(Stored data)
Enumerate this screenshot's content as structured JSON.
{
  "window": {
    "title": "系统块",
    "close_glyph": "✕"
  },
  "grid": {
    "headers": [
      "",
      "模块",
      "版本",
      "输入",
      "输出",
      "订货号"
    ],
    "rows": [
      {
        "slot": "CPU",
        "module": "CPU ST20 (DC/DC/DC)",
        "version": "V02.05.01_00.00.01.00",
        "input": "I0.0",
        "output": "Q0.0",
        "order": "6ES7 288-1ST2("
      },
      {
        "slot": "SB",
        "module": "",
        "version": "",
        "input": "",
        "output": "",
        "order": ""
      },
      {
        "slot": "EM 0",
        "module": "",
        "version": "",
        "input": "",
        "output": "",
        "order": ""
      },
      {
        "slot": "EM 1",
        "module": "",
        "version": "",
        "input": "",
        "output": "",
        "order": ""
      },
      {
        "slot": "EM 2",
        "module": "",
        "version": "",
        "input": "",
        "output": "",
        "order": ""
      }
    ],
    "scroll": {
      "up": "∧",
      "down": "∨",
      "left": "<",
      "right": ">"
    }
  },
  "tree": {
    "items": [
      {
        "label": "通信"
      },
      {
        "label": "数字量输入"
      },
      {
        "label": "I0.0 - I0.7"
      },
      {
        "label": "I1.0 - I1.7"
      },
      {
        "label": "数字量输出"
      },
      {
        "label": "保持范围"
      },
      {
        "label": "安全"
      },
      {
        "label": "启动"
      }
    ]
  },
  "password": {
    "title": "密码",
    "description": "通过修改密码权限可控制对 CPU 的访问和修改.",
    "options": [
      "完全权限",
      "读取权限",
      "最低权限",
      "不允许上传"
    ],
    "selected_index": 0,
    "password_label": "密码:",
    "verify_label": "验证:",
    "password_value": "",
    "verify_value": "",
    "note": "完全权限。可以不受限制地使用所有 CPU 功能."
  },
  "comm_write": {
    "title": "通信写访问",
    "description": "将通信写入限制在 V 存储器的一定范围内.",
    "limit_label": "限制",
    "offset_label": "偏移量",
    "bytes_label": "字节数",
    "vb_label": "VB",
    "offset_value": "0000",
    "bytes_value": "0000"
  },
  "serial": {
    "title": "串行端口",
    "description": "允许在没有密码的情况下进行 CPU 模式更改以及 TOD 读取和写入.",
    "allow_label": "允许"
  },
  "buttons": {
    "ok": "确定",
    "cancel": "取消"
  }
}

▶ **To do**
Go through the entries above and count the lines containing the word "title"; give only that count.

▶ **The solution**
4